### Written request
Would you transcribe the listing that follows, character for character, and omit its images?

═══ Material for this exercise

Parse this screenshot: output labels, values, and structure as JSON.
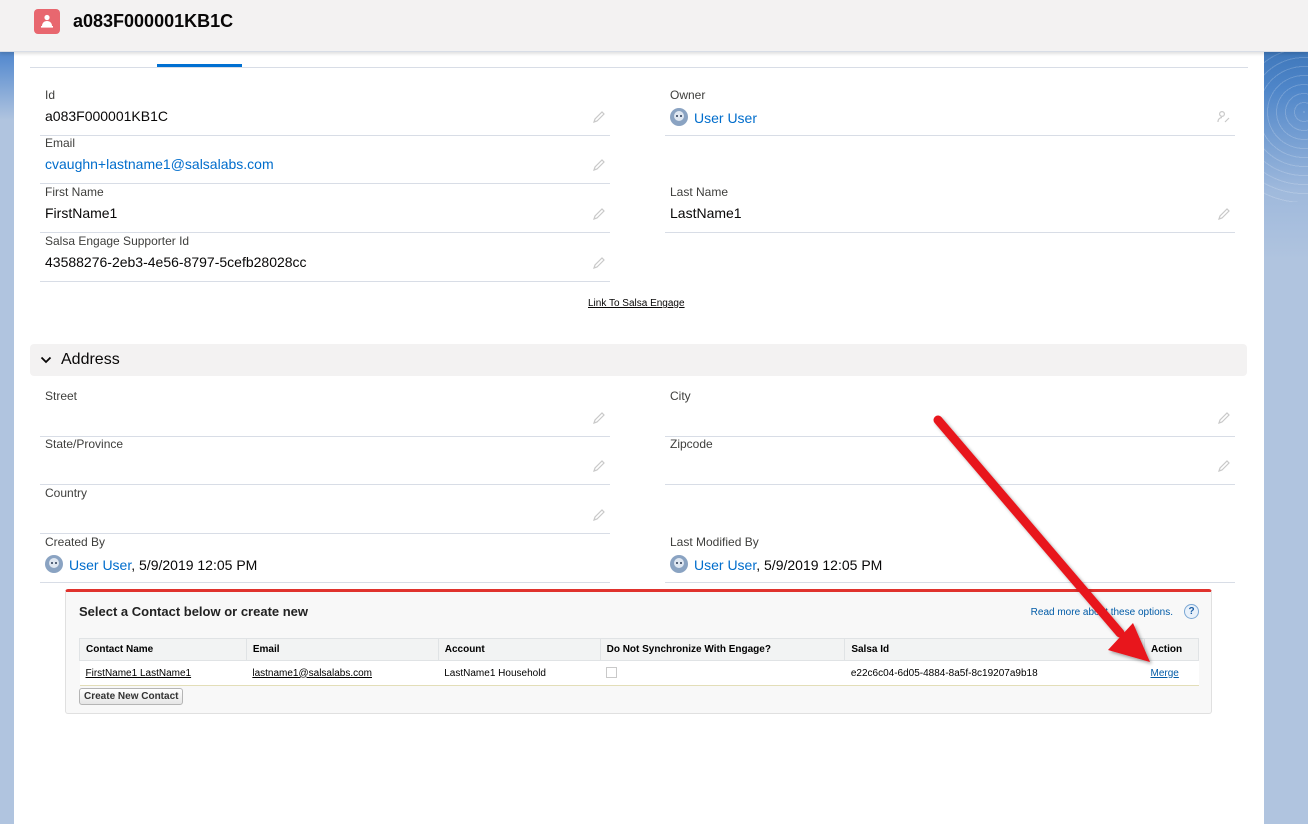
{
  "header": {
    "title": "a083F000001KB1C",
    "icon": "supporter-record-icon"
  },
  "fields": {
    "id": {
      "label": "Id",
      "value": "a083F000001KB1C"
    },
    "owner": {
      "label": "Owner",
      "value": "User User"
    },
    "email": {
      "label": "Email",
      "value": "cvaughn+lastname1@salsalabs.com"
    },
    "first_name": {
      "label": "First Name",
      "value": "FirstName1"
    },
    "last_name": {
      "label": "Last Name",
      "value": "LastName1"
    },
    "supporter_id": {
      "label": "Salsa Engage Supporter Id",
      "value": "43588276-2eb3-4e56-8797-5cefb28028cc"
    }
  },
  "engage_link": "Link To Salsa Engage",
  "address_section": {
    "title": "Address",
    "street": {
      "label": "Street",
      "value": ""
    },
    "city": {
      "label": "City",
      "value": ""
    },
    "state": {
      "label": "State/Province",
      "value": ""
    },
    "zipcode": {
      "label": "Zipcode",
      "value": ""
    },
    "country": {
      "label": "Country",
      "value": ""
    },
    "created_by": {
      "label": "Created By",
      "user": "User User",
      "date": ", 5/9/2019 12:05 PM"
    },
    "last_modified_by": {
      "label": "Last Modified By",
      "user": "User User",
      "date": ", 5/9/2019 12:05 PM"
    }
  },
  "contact_panel": {
    "title": "Select a Contact below or create new",
    "help_link": "Read more about these options.",
    "help_icon": "?",
    "columns": [
      "Contact Name",
      "Email",
      "Account",
      "Do Not Synchronize With Engage?",
      "Salsa Id",
      "Action"
    ],
    "rows": [
      {
        "contact_name": "FirstName1 LastName1",
        "email": "lastname1@salsalabs.com",
        "account": "LastName1 Household",
        "do_not_sync": false,
        "salsa_id": "e22c6c04-6d05-4884-8a5f-8c19207a9b18",
        "action": "Merge"
      }
    ],
    "create_button": "Create New Contact"
  },
  "colors": {
    "link": "#006dcc",
    "accent": "#0070d2",
    "panel_border": "#e0322d",
    "annotation_arrow": "#e8131b",
    "header_icon": "#e8676f"
  }
}
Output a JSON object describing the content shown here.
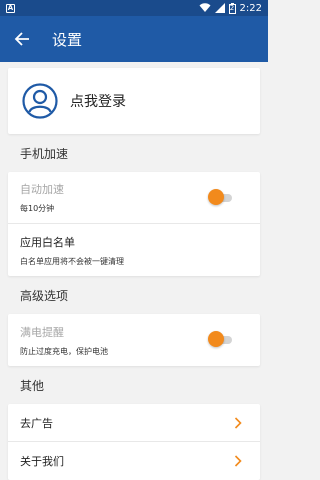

══════

### Finished exercise
Parse this screenshot: output labels, values, and structure as JSON.
{
  "header": {
    "title": "a083F000001KB1C",
    "icon": "supporter-record-icon"
  },
  "fields": {
    "id": {
      "label": "Id",
      "value": "a083F000001KB1C"
    },
    "owner": {
      "label": "Owner",
      "value": "User User"
    },
    "email": {
      "label": "Email",
      "value": "cvaughn+lastname1@salsalabs.com"
    },
    "first_name": {
      "label": "First Name",
      "value": "FirstName1"
    },
    "last_name": {
      "label": "Last Name",
      "value": "LastName1"
    },
    "supporter_id": {
      "label": "Salsa Engage Supporter Id",
      "value": "43588276-2eb3-4e56-8797-5cefb28028cc"
    }
  },
  "engage_link": "Link To Salsa Engage",
  "address_section": {
    "title": "Address",
    "street": {
      "label": "Street",
      "value": ""
    },
    "city": {
      "label": "City",
      "value": ""
    },
    "state": {
      "label": "State/Province",
      "value": ""
    },
    "zipcode": {
      "label": "Zipcode",
      "value": ""
    },
    "country": {
      "label": "Country",
      "value": ""
    },
    "created_by": {
      "label": "Created By",
      "user": "User User",
      "date": ", 5/9/2019 12:05 PM"
    },
    "last_modified_by": {
      "label": "Last Modified By",
      "user": "User User",
      "date": ", 5/9/2019 12:05 PM"
    }
  },
  "contact_panel": {
    "title": "Select a Contact below or create new",
    "help_link": "Read more about these options.",
    "help_icon": "?",
    "columns": [
      "Contact Name",
      "Email",
      "Account",
      "Do Not Synchronize With Engage?",
      "Salsa Id",
      "Action"
    ],
    "rows": [
      {
        "contact_name": "FirstName1 LastName1",
        "email": "lastname1@salsalabs.com",
        "account": "LastName1 Household",
        "do_not_sync": false,
        "salsa_id": "e22c6c04-6d05-4884-8a5f-8c19207a9b18",
        "action": "Merge"
      }
    ],
    "create_button": "Create New Contact"
  },
  "colors": {
    "link": "#006dcc",
    "accent": "#0070d2",
    "panel_border": "#e0322d",
    "annotation_arrow": "#e8131b",
    "header_icon": "#e8676f"
  }
}
Output a JSON object describing the content shown here.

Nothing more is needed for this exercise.